Supplied information:
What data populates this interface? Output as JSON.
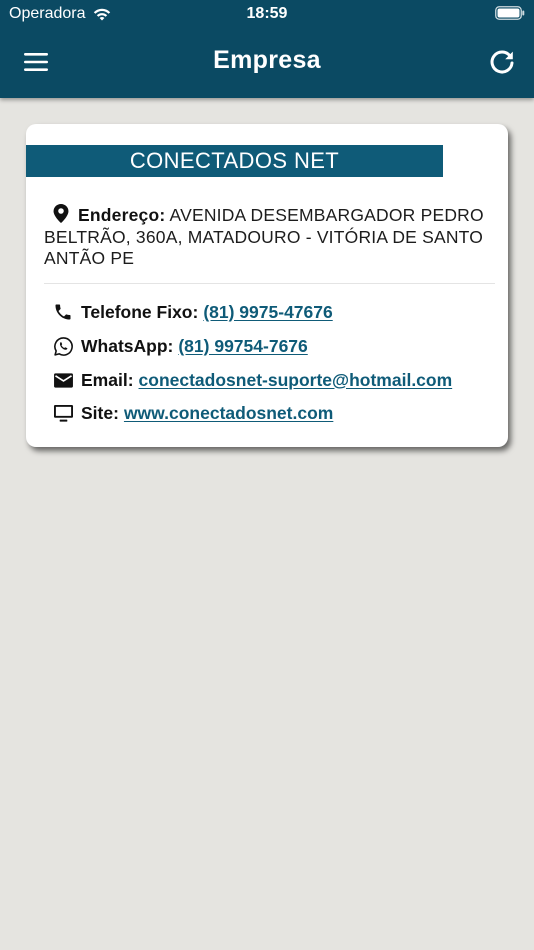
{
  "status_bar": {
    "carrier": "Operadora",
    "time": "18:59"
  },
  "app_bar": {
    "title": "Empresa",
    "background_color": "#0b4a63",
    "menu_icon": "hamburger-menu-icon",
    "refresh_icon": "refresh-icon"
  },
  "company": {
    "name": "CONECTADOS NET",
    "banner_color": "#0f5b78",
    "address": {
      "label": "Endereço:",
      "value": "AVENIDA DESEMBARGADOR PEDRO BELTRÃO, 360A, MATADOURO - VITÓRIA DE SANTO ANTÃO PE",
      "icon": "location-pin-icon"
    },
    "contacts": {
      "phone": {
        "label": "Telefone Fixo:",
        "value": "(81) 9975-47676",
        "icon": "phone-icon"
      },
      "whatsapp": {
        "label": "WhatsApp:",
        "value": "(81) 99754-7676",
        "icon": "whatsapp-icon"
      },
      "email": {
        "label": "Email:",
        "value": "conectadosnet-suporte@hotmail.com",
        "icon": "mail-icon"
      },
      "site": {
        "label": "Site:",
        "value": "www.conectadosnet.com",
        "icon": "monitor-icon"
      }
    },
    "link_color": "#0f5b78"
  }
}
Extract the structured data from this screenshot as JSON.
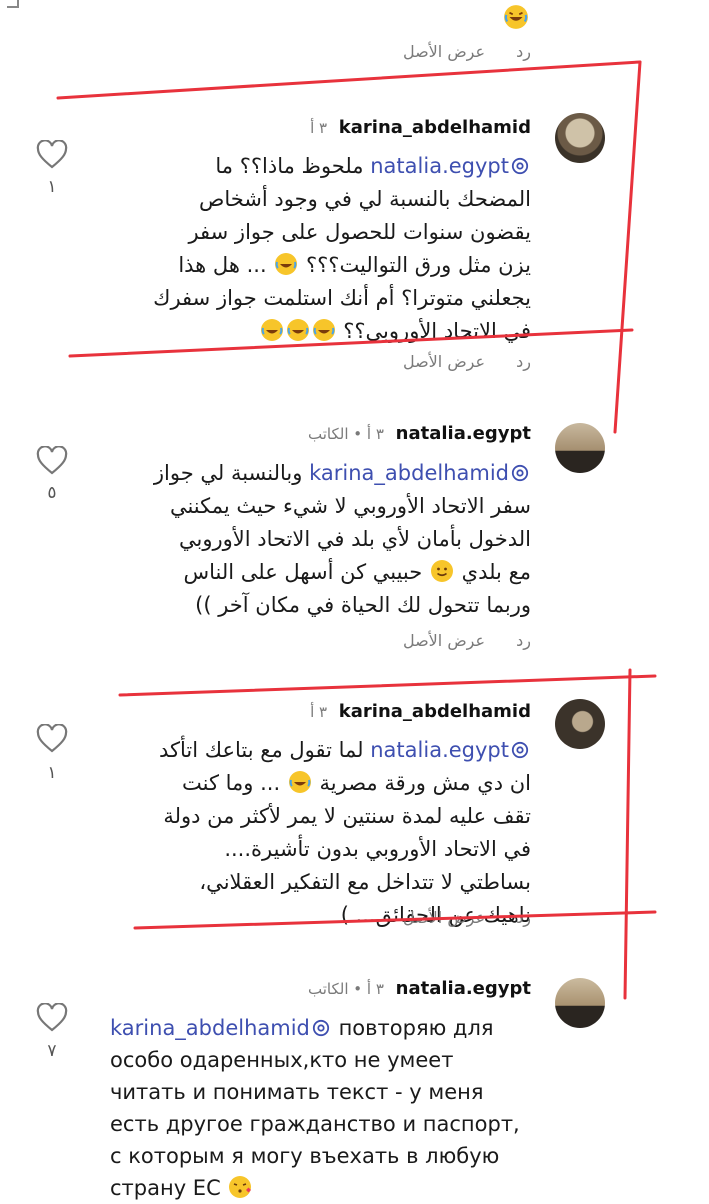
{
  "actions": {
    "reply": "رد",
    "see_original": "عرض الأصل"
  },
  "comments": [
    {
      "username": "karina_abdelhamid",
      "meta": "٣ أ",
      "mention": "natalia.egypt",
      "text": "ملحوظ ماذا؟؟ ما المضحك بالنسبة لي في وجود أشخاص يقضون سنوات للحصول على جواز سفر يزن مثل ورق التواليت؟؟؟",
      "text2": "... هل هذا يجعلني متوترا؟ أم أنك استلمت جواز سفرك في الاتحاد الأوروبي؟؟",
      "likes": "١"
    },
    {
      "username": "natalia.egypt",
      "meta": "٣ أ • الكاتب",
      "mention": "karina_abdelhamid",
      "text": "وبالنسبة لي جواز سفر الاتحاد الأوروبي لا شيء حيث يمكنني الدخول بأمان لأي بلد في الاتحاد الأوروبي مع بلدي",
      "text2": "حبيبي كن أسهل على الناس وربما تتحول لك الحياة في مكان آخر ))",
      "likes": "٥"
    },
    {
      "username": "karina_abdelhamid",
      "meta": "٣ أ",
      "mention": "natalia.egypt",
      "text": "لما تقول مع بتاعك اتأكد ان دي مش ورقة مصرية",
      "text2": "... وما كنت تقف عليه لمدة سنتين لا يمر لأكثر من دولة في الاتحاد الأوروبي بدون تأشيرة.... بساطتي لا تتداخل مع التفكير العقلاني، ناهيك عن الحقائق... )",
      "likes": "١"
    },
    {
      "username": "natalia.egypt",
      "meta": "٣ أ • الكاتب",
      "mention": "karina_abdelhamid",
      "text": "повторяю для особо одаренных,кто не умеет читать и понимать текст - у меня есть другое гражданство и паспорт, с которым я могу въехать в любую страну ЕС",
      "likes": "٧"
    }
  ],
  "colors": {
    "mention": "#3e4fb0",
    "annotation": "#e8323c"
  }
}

Set task: Identify the lines of the data that contain the word "conectadosnet". Copy each of them.

Exercise answer:
        "value": "conectadosnet-suporte@hotmail.com",
        "value": "www.conectadosnet.com",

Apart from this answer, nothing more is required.